An exact repetition of the records is required. Leave nothing out.

:::

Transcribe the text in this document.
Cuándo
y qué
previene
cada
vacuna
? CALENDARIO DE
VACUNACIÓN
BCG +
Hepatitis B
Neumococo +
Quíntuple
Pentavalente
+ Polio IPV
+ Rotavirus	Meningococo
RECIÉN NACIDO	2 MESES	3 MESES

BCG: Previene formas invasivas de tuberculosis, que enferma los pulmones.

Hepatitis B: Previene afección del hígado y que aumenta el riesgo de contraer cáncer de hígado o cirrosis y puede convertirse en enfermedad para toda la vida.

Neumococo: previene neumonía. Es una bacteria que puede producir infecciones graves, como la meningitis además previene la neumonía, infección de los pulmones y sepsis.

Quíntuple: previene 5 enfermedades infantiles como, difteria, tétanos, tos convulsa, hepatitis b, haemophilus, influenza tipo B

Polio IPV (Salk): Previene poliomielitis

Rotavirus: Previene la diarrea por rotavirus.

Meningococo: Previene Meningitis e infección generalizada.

:::

## Solution to this problem
Transcribe the text in this document.
Cuándo
y qué
previene
cada
vacuna
? CALENDARIO DE
VACUNACIÓN
BCG +
Hepatitis B
Neumococo +
Quíntuple
Pentavalente
+ Polio IPV
+ Rotavirus	Meningococo
RECIÉN NACIDO	2 MESES	3 MESES

BCG: Previene formas invasivas de tuberculosis, que enferma los pulmones.

Hepatitis B: Previene afección del hígado y que aumenta el riesgo de contraer cáncer de hígado o cirrosis y puede convertirse en enfermedad para toda la vida.

Neumococo: previene neumonía. Es una bacteria que puede producir infecciones graves, como la meningitis además previene la neumonía, infección de los pulmones y sepsis.

Quíntuple: previene 5 enfermedades infantiles como, difteria, tétanos, tos convulsa, hepatitis b, haemophilus, influenza tipo B

Polio IPV (Salk): Previene poliomielitis

Rotavirus: Previene la diarrea por rotavirus.

Meningococo: Previene Meningitis e infección generalizada.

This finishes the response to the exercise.